* Stored records *
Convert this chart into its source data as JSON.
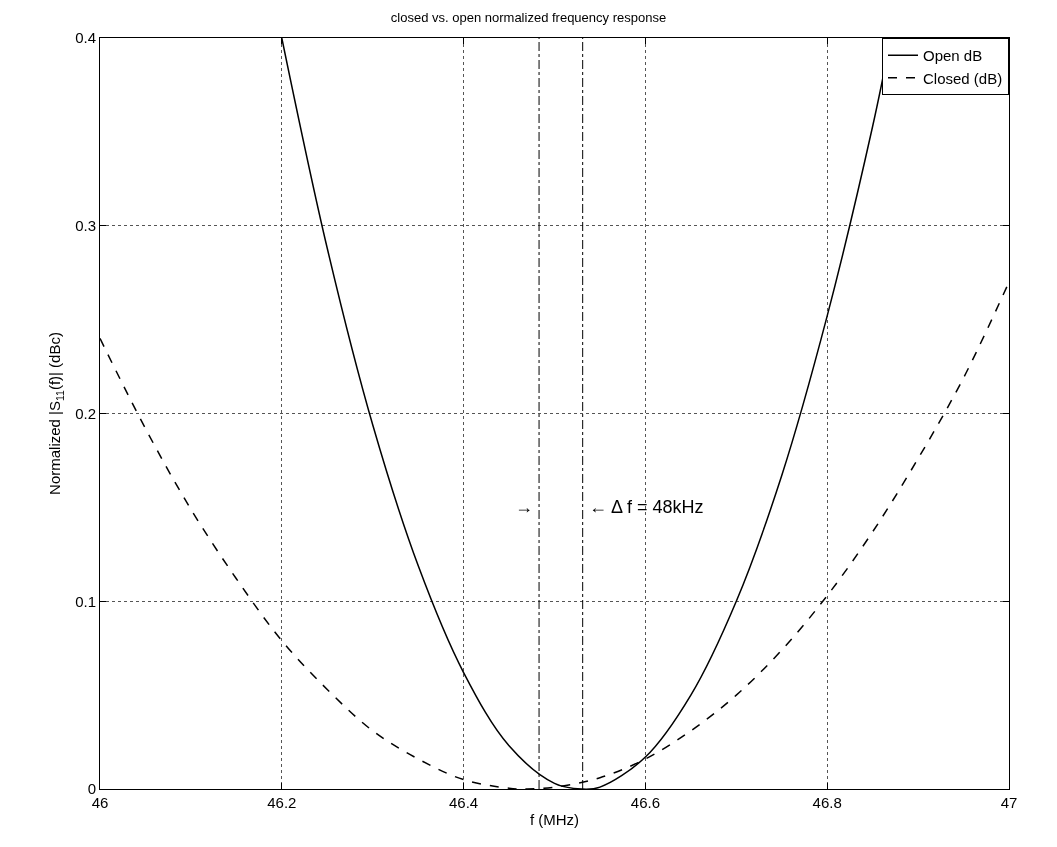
{
  "chart_data": {
    "type": "line",
    "title": "closed vs. open normalized frequency response",
    "xlabel": "f (MHz)",
    "ylabel": "Normalized |S$_{11}$(f)| (dBc)",
    "series": [
      {
        "name": "Open dB",
        "color": "#000000",
        "line_style": "solid",
        "x": [
          46.2,
          46.25,
          46.3,
          46.35,
          46.4,
          46.45,
          46.5,
          46.53,
          46.55,
          46.6,
          46.65,
          46.7,
          46.75,
          46.8,
          46.85,
          46.87
        ],
        "values": [
          0.4,
          0.288,
          0.194,
          0.119,
          0.062,
          0.023,
          0.003,
          0,
          0.001,
          0.017,
          0.05,
          0.1,
          0.167,
          0.252,
          0.353,
          0.4
        ]
      },
      {
        "name": "Closed (dB)",
        "color": "#000000",
        "line_style": "dashed",
        "x": [
          46.0,
          46.05,
          46.1,
          46.15,
          46.2,
          46.25,
          46.3,
          46.35,
          46.4,
          46.45,
          46.47,
          46.5,
          46.55,
          46.6,
          46.65,
          46.7,
          46.75,
          46.8,
          46.85,
          46.9,
          46.95,
          47.0
        ],
        "values": [
          0.24,
          0.192,
          0.149,
          0.112,
          0.079,
          0.053,
          0.031,
          0.016,
          0.005,
          0.0004,
          0,
          0.001,
          0.006,
          0.016,
          0.031,
          0.05,
          0.074,
          0.103,
          0.137,
          0.176,
          0.219,
          0.27
        ]
      }
    ],
    "ref_lines": [
      {
        "axis": "x",
        "value": 46.483,
        "color": "#000000",
        "line_style": "dashdot"
      },
      {
        "axis": "x",
        "value": 46.531,
        "color": "#000000",
        "line_style": "dashdot"
      }
    ],
    "annotations": [
      "→",
      "← Δ f = 48kHz"
    ],
    "xlim": [
      46,
      47
    ],
    "xticks": [
      46,
      46.2,
      46.4,
      46.6,
      46.8,
      47
    ],
    "ylim": [
      0,
      0.4
    ],
    "yticks": [
      0,
      0.1,
      0.2,
      0.3,
      0.4
    ],
    "grid": true,
    "legend": "top right",
    "marker": "none"
  }
}
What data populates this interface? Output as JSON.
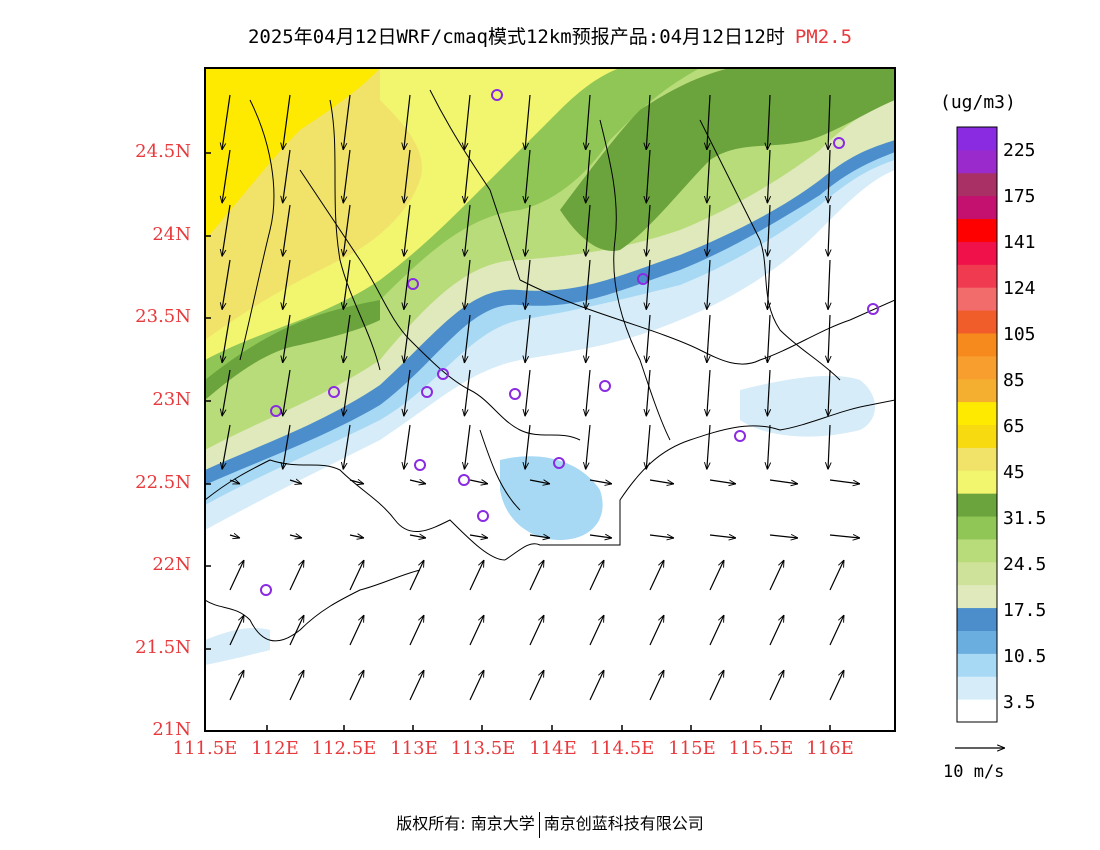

* To do *
Omit the pictures. Transcribe every record exactly.

* Solution to the problem *
Convert this chart into its source data as JSON.
{
  "chart_data": {
    "type": "line",
    "title": "closed vs. open normalized frequency response",
    "xlabel": "f (MHz)",
    "ylabel": "Normalized |S$_{11}$(f)| (dBc)",
    "series": [
      {
        "name": "Open dB",
        "color": "#000000",
        "line_style": "solid",
        "x": [
          46.2,
          46.25,
          46.3,
          46.35,
          46.4,
          46.45,
          46.5,
          46.53,
          46.55,
          46.6,
          46.65,
          46.7,
          46.75,
          46.8,
          46.85,
          46.87
        ],
        "values": [
          0.4,
          0.288,
          0.194,
          0.119,
          0.062,
          0.023,
          0.003,
          0,
          0.001,
          0.017,
          0.05,
          0.1,
          0.167,
          0.252,
          0.353,
          0.4
        ]
      },
      {
        "name": "Closed (dB)",
        "color": "#000000",
        "line_style": "dashed",
        "x": [
          46.0,
          46.05,
          46.1,
          46.15,
          46.2,
          46.25,
          46.3,
          46.35,
          46.4,
          46.45,
          46.47,
          46.5,
          46.55,
          46.6,
          46.65,
          46.7,
          46.75,
          46.8,
          46.85,
          46.9,
          46.95,
          47.0
        ],
        "values": [
          0.24,
          0.192,
          0.149,
          0.112,
          0.079,
          0.053,
          0.031,
          0.016,
          0.005,
          0.0004,
          0,
          0.001,
          0.006,
          0.016,
          0.031,
          0.05,
          0.074,
          0.103,
          0.137,
          0.176,
          0.219,
          0.27
        ]
      }
    ],
    "ref_lines": [
      {
        "axis": "x",
        "value": 46.483,
        "color": "#000000",
        "line_style": "dashdot"
      },
      {
        "axis": "x",
        "value": 46.531,
        "color": "#000000",
        "line_style": "dashdot"
      }
    ],
    "annotations": [
      "→",
      "← Δ f = 48kHz"
    ],
    "xlim": [
      46,
      47
    ],
    "xticks": [
      46,
      46.2,
      46.4,
      46.6,
      46.8,
      47
    ],
    "ylim": [
      0,
      0.4
    ],
    "yticks": [
      0,
      0.1,
      0.2,
      0.3,
      0.4
    ],
    "grid": true,
    "legend": "top right",
    "marker": "none"
  }
}
What data populates this interface? Output as JSON.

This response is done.